= PROBLEM REQUIREMENTS =
Write the data out again exactly, with no pictures.

= MATERIAL =
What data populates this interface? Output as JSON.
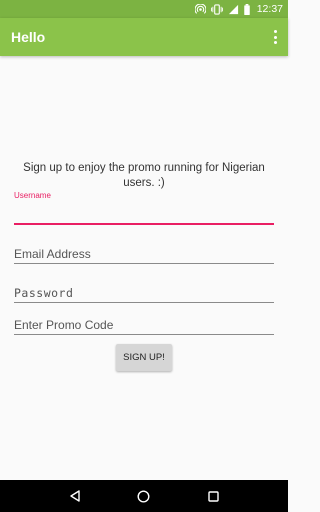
{
  "status_bar": {
    "time": "12:37",
    "icons": [
      "hotspot-icon",
      "vibrate-icon",
      "signal-icon",
      "battery-icon"
    ],
    "color": "#7cb342"
  },
  "app_bar": {
    "title": "Hello",
    "color": "#8bc34a",
    "menu_icon": "overflow-menu-icon"
  },
  "form": {
    "intro": "Sign up to enjoy the promo running for Nigerian users. :)",
    "username": {
      "label": "Username",
      "value": "",
      "placeholder": ""
    },
    "email": {
      "placeholder": "Email Address",
      "value": ""
    },
    "password": {
      "placeholder": "Password",
      "value": ""
    },
    "promo": {
      "placeholder": "Enter Promo Code",
      "value": ""
    },
    "submit_label": "SIGN UP!",
    "accent_color": "#e91e63"
  },
  "nav_bar": {
    "buttons": [
      "back-icon",
      "home-icon",
      "recents-icon"
    ]
  }
}
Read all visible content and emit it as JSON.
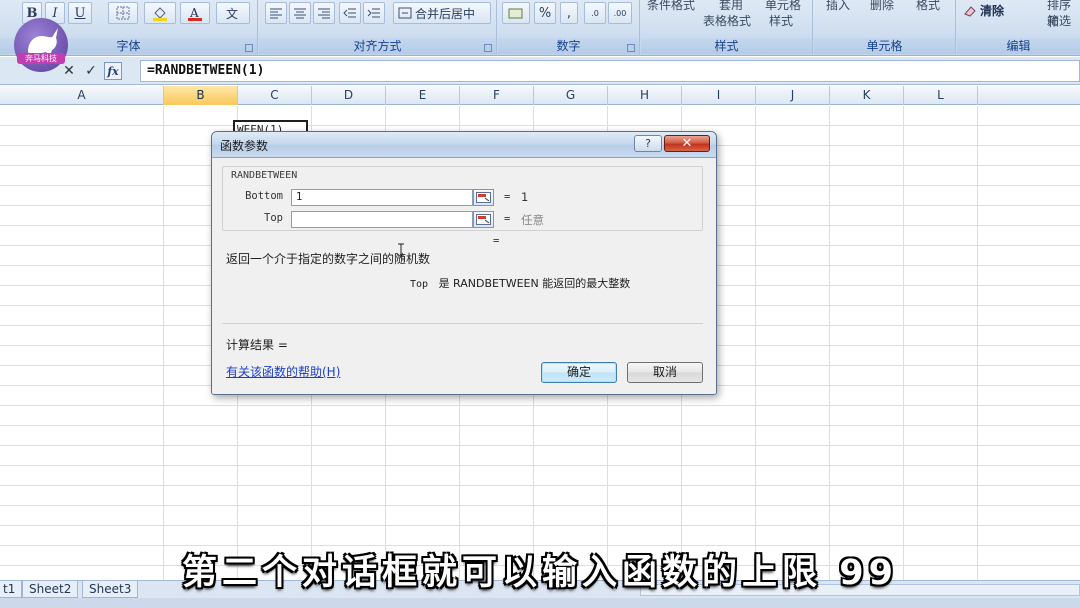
{
  "ribbon": {
    "groups": {
      "font": "字体",
      "alignment": "对齐方式",
      "number": "数字",
      "styles": "样式",
      "cells": "单元格",
      "editing": "编辑"
    },
    "buttons": {
      "bold": "B",
      "italic": "I",
      "underline": "U",
      "merge_center": "合并后居中",
      "percent": "%",
      "comma": ",",
      "conditional_format": "条件格式",
      "format_as_table": "套用",
      "table_format": "表格格式",
      "cell_styles_1": "单元格",
      "cell_styles_2": "样式",
      "insert": "插入",
      "delete": "删除",
      "format": "格式",
      "clear": "清除",
      "sort": "排序和",
      "filter": "筛选"
    },
    "logo_text": "奔马科技"
  },
  "formula_bar": {
    "cancel": "✕",
    "enter": "✓",
    "fx": "fx",
    "formula": "=RANDBETWEEN(1)"
  },
  "grid": {
    "columns": [
      "A",
      "B",
      "C",
      "D",
      "E",
      "F",
      "G",
      "H",
      "I",
      "J",
      "K",
      "L"
    ],
    "active_column": "B",
    "active_cell_text": "WEEN(1)"
  },
  "sheets": {
    "tabs": [
      "t1",
      "Sheet2",
      "Sheet3"
    ]
  },
  "dialog": {
    "title": "函数参数",
    "help_button": "?",
    "close_button": "✕",
    "function_name": "RANDBETWEEN",
    "args": [
      {
        "label": "Bottom",
        "value": "1",
        "eq": "=",
        "result": "1"
      },
      {
        "label": "Top",
        "value": "",
        "eq": "=",
        "result": "任意"
      }
    ],
    "result_eq": "=",
    "description": "返回一个介于指定的数字之间的随机数",
    "arg_description_name": "Top",
    "arg_description_text": "是 RANDBETWEEN 能返回的最大整数",
    "calc_result": "计算结果 =",
    "help_link": "有关该函数的帮助(H)",
    "ok": "确定",
    "cancel": "取消"
  },
  "subtitle": "第二个对话框就可以输入函数的上限 99",
  "colors": {
    "ribbon_bg": "#d0dff0",
    "active_column": "#f8c85c",
    "close_button": "#c0321b",
    "link": "#1a3ec4"
  }
}
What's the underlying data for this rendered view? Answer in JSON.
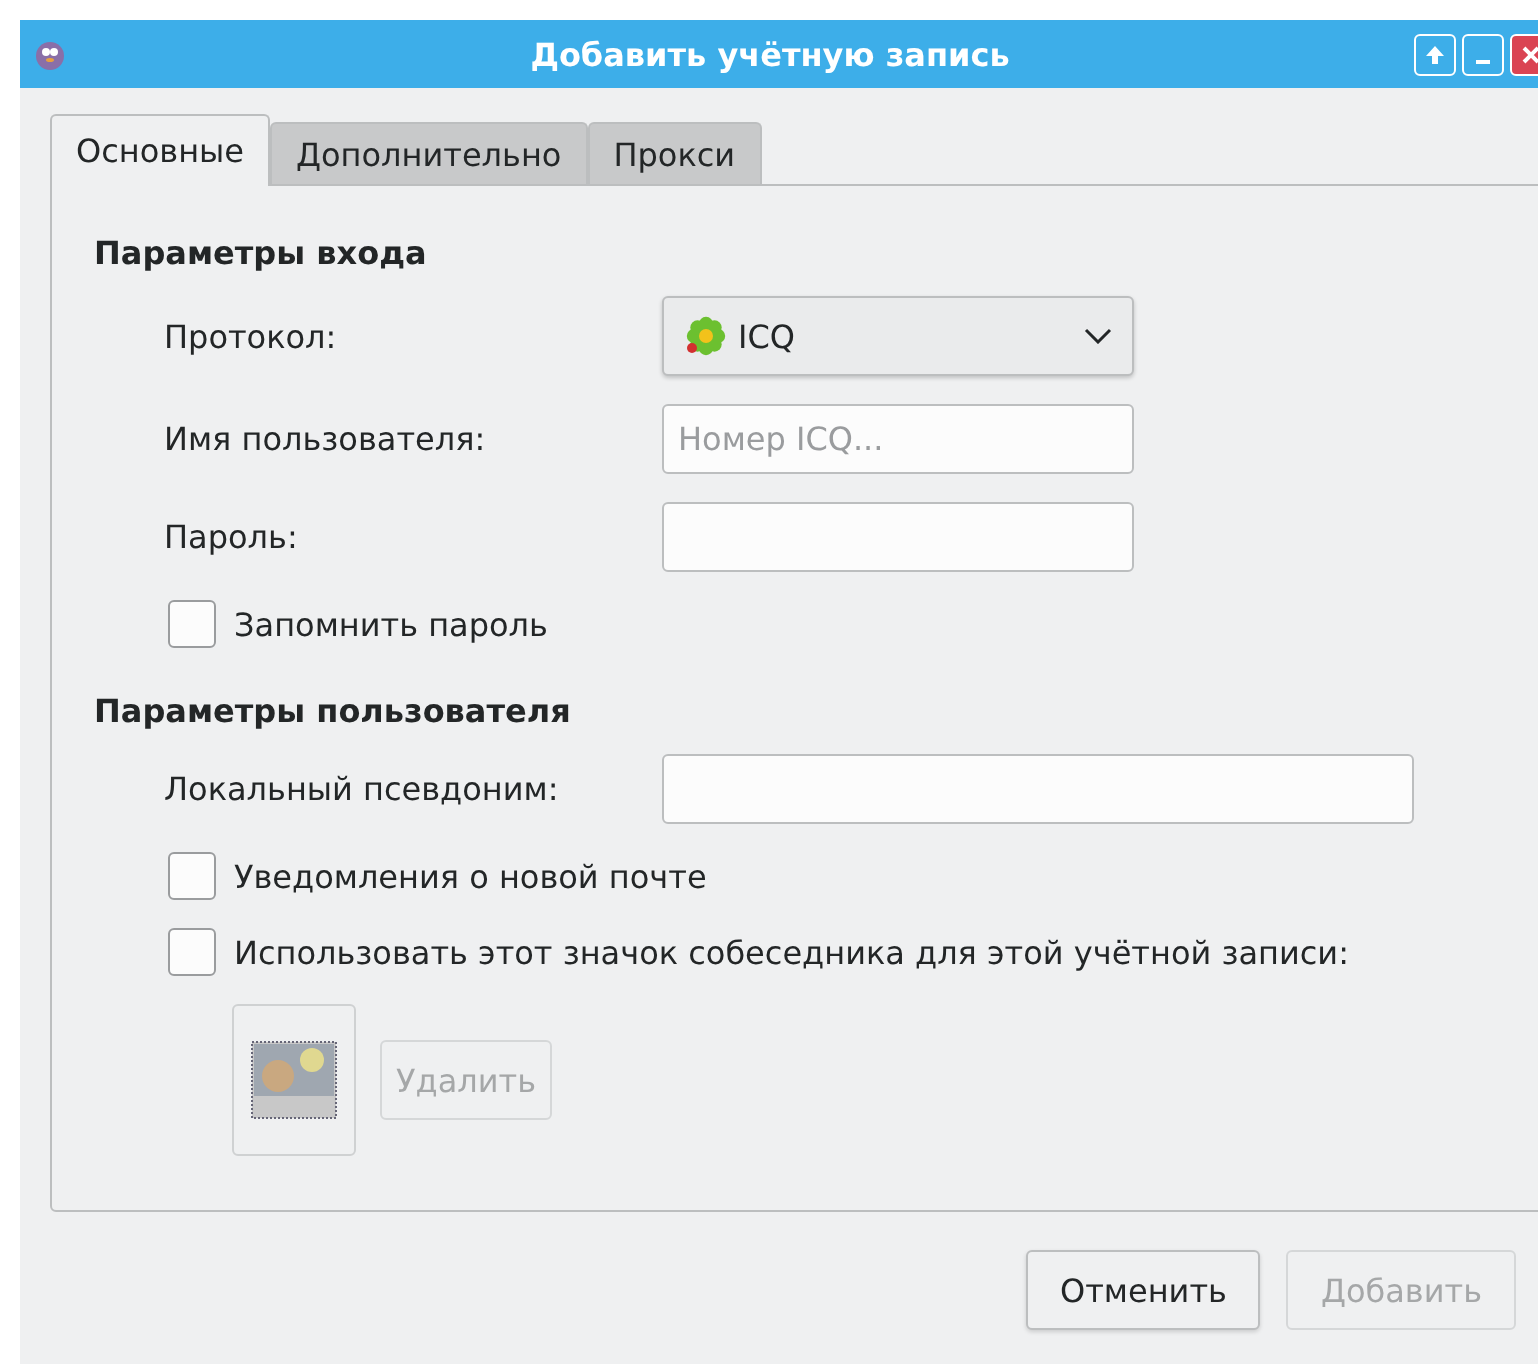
{
  "window": {
    "title": "Добавить учётную запись",
    "buttons": [
      {
        "kind": "up"
      },
      {
        "kind": "minimize"
      },
      {
        "kind": "close"
      }
    ]
  },
  "tabs": [
    {
      "label": "Основные",
      "selected": true
    },
    {
      "label": "Дополнительно",
      "selected": false
    },
    {
      "label": "Прокси",
      "selected": false
    }
  ],
  "sections": [
    {
      "title": "Параметры входа",
      "rows": [
        {
          "kind": "select",
          "label": "Протокол:",
          "value": "ICQ"
        },
        {
          "kind": "input",
          "label": "Имя пользователя:",
          "placeholder": "Номер ICQ..."
        },
        {
          "kind": "input",
          "label": "Пароль:"
        },
        {
          "kind": "checkbox",
          "label": "Запомнить пароль",
          "checked": false
        }
      ]
    },
    {
      "title": "Параметры пользователя",
      "rows": [
        {
          "kind": "input",
          "label": "Локальный псевдоним:",
          "wide": true
        },
        {
          "kind": "checkbox",
          "label": "Уведомления о новой почте",
          "checked": false
        },
        {
          "kind": "checkbox",
          "label": "Использовать этот значок собеседника для этой учётной записи:",
          "checked": false
        },
        {
          "kind": "icon",
          "button": "Удалить",
          "disabled": true
        }
      ]
    }
  ],
  "buttons": [
    {
      "label": "Отменить",
      "disabled": false
    },
    {
      "label": "Добавить",
      "disabled": true
    }
  ]
}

= RIGHT ANSWER =
What data populates this interface? Output as JSON.
{
  "status_bar": {
    "time": "12:37",
    "icons": [
      "hotspot-icon",
      "vibrate-icon",
      "signal-icon",
      "battery-icon"
    ],
    "color": "#7cb342"
  },
  "app_bar": {
    "title": "Hello",
    "color": "#8bc34a",
    "menu_icon": "overflow-menu-icon"
  },
  "form": {
    "intro": "Sign up to enjoy the promo running for Nigerian users. :)",
    "username": {
      "label": "Username",
      "value": "",
      "placeholder": ""
    },
    "email": {
      "placeholder": "Email Address",
      "value": ""
    },
    "password": {
      "placeholder": "Password",
      "value": ""
    },
    "promo": {
      "placeholder": "Enter Promo Code",
      "value": ""
    },
    "submit_label": "SIGN UP!",
    "accent_color": "#e91e63"
  },
  "nav_bar": {
    "buttons": [
      "back-icon",
      "home-icon",
      "recents-icon"
    ]
  }
}
Read all visible content and emit it as JSON.
{
  "ribbon": {
    "groups": {
      "font": "字体",
      "alignment": "对齐方式",
      "number": "数字",
      "styles": "样式",
      "cells": "单元格",
      "editing": "编辑"
    },
    "buttons": {
      "bold": "B",
      "italic": "I",
      "underline": "U",
      "merge_center": "合并后居中",
      "percent": "%",
      "comma": ",",
      "conditional_format": "条件格式",
      "format_as_table": "套用",
      "table_format": "表格格式",
      "cell_styles_1": "单元格",
      "cell_styles_2": "样式",
      "insert": "插入",
      "delete": "删除",
      "format": "格式",
      "clear": "清除",
      "sort": "排序和",
      "filter": "筛选"
    },
    "logo_text": "奔马科技"
  },
  "formula_bar": {
    "cancel": "✕",
    "enter": "✓",
    "fx": "fx",
    "formula": "=RANDBETWEEN(1)"
  },
  "grid": {
    "columns": [
      "A",
      "B",
      "C",
      "D",
      "E",
      "F",
      "G",
      "H",
      "I",
      "J",
      "K",
      "L"
    ],
    "active_column": "B",
    "active_cell_text": "WEEN(1)"
  },
  "sheets": {
    "tabs": [
      "t1",
      "Sheet2",
      "Sheet3"
    ]
  },
  "dialog": {
    "title": "函数参数",
    "help_button": "?",
    "close_button": "✕",
    "function_name": "RANDBETWEEN",
    "args": [
      {
        "label": "Bottom",
        "value": "1",
        "eq": "=",
        "result": "1"
      },
      {
        "label": "Top",
        "value": "",
        "eq": "=",
        "result": "任意"
      }
    ],
    "result_eq": "=",
    "description": "返回一个介于指定的数字之间的随机数",
    "arg_description_name": "Top",
    "arg_description_text": "是 RANDBETWEEN 能返回的最大整数",
    "calc_result": "计算结果 =",
    "help_link": "有关该函数的帮助(H)",
    "ok": "确定",
    "cancel": "取消"
  },
  "subtitle": "第二个对话框就可以输入函数的上限 99",
  "colors": {
    "ribbon_bg": "#d0dff0",
    "active_column": "#f8c85c",
    "close_button": "#c0321b",
    "link": "#1a3ec4"
  }
}
What's the underlying data for this rendered view? Answer in JSON.
{
  "window": {
    "title": "Добавить учётную запись",
    "buttons": [
      {
        "kind": "up"
      },
      {
        "kind": "minimize"
      },
      {
        "kind": "close"
      }
    ]
  },
  "tabs": [
    {
      "label": "Основные",
      "selected": true
    },
    {
      "label": "Дополнительно",
      "selected": false
    },
    {
      "label": "Прокси",
      "selected": false
    }
  ],
  "sections": [
    {
      "title": "Параметры входа",
      "rows": [
        {
          "kind": "select",
          "label": "Протокол:",
          "value": "ICQ"
        },
        {
          "kind": "input",
          "label": "Имя пользователя:",
          "placeholder": "Номер ICQ..."
        },
        {
          "kind": "input",
          "label": "Пароль:"
        },
        {
          "kind": "checkbox",
          "label": "Запомнить пароль",
          "checked": false
        }
      ]
    },
    {
      "title": "Параметры пользователя",
      "rows": [
        {
          "kind": "input",
          "label": "Локальный псевдоним:",
          "wide": true
        },
        {
          "kind": "checkbox",
          "label": "Уведомления о новой почте",
          "checked": false
        },
        {
          "kind": "checkbox",
          "label": "Использовать этот значок собеседника для этой учётной записи:",
          "checked": false
        },
        {
          "kind": "icon",
          "button": "Удалить",
          "disabled": true
        }
      ]
    }
  ],
  "buttons": [
    {
      "label": "Отменить",
      "disabled": false
    },
    {
      "label": "Добавить",
      "disabled": true
    }
  ]
}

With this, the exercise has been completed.